======== Data for this exercise ========

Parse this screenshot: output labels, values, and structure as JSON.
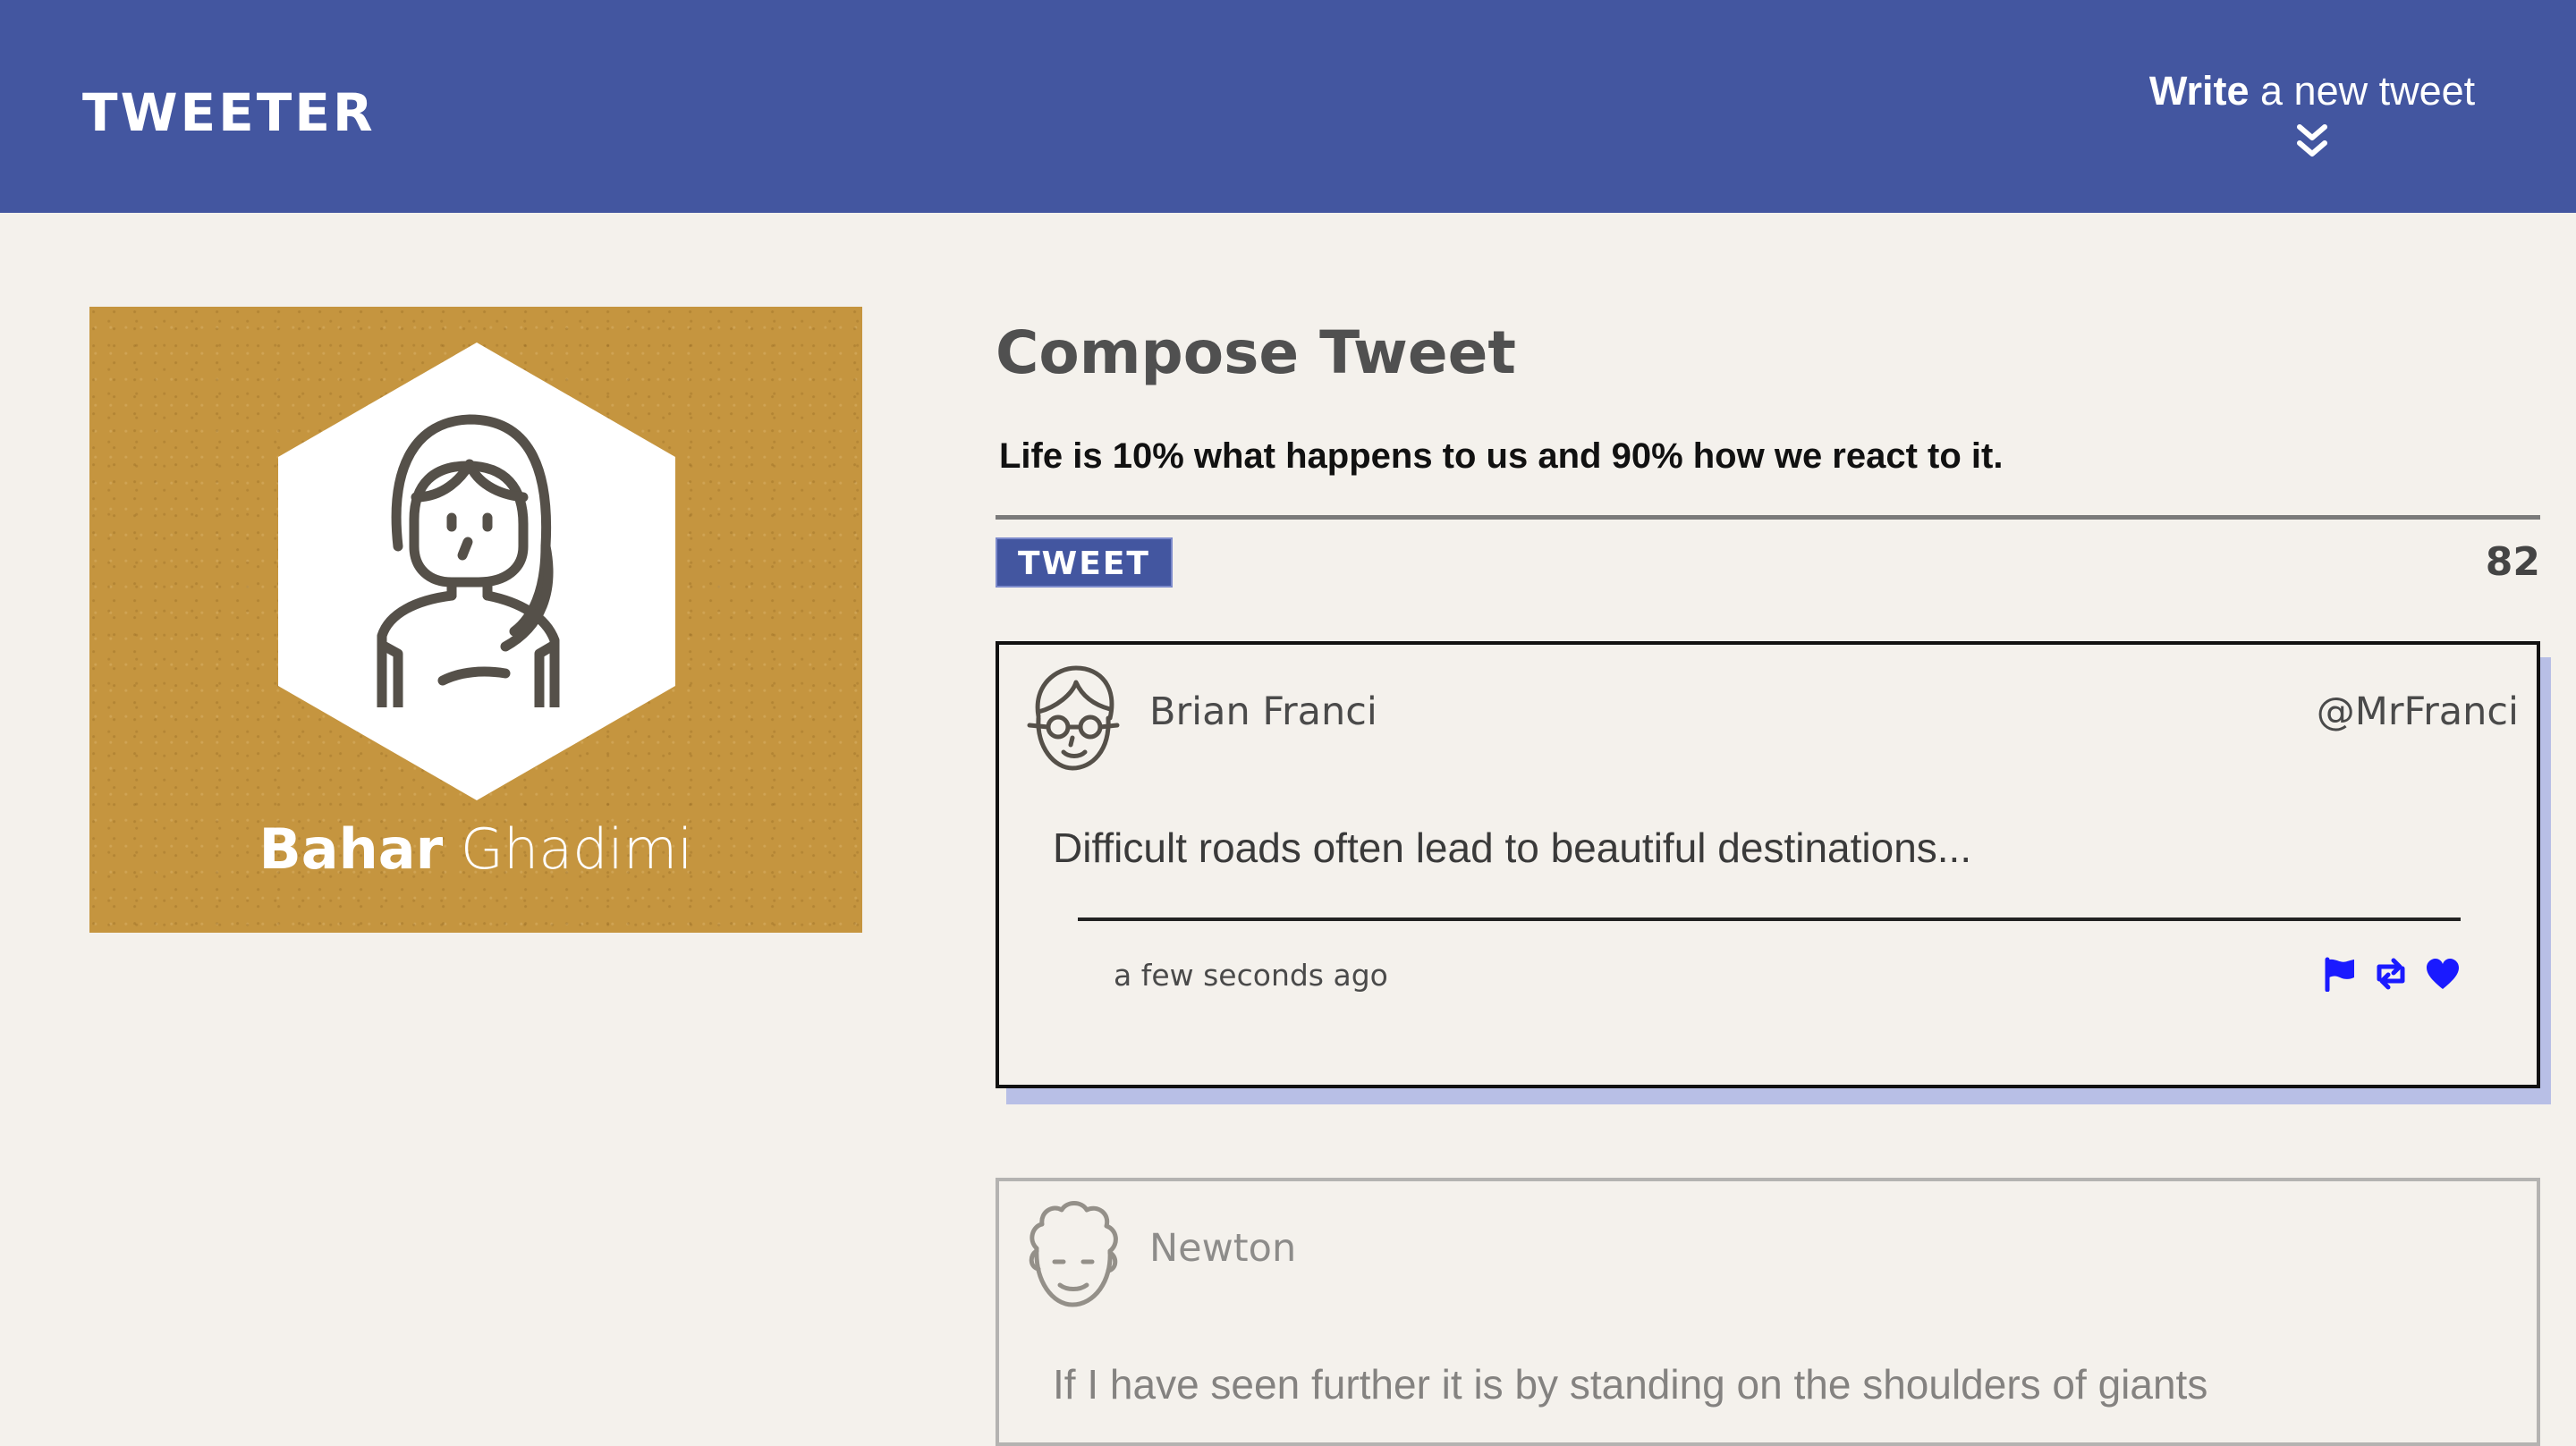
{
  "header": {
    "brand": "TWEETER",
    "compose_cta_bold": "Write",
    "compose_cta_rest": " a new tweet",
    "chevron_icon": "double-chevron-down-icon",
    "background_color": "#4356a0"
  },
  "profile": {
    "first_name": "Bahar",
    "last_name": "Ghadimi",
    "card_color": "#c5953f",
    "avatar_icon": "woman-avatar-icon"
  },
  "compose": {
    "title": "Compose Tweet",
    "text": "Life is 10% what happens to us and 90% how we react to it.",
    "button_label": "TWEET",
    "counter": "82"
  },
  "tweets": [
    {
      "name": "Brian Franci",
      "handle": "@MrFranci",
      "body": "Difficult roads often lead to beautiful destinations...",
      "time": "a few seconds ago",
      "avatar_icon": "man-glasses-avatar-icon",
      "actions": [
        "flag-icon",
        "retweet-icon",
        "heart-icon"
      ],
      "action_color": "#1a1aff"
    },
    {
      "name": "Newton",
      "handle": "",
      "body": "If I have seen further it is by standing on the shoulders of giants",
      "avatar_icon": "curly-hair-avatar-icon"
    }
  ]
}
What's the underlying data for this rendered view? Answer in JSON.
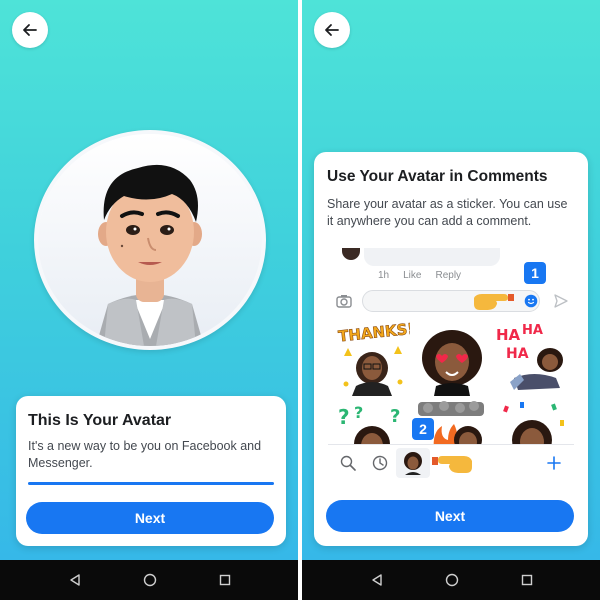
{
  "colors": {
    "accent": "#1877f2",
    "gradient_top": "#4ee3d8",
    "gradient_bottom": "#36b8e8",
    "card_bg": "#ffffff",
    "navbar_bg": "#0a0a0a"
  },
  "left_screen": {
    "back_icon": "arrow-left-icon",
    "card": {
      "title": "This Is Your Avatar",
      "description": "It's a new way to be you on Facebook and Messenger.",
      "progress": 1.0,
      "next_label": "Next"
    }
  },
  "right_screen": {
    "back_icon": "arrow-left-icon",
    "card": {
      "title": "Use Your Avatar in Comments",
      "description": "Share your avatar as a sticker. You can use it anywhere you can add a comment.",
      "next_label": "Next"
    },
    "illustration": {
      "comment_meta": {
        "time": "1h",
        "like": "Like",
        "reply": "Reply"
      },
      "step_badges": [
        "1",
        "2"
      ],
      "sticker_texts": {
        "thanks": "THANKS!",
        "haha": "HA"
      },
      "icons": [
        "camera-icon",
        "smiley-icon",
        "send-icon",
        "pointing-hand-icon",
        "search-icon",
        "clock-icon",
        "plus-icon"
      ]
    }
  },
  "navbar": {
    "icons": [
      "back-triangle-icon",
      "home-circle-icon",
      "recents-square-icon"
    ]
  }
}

========

## Exercise prompt
Among the lines of the data, identify those with the word "description". Copy each of them.

## Solution for this problem
      "description": "It's a new way to be you on Facebook and Messenger.",
      "description": "Share your avatar as a sticker. You can use it anywhere you can add a comment.",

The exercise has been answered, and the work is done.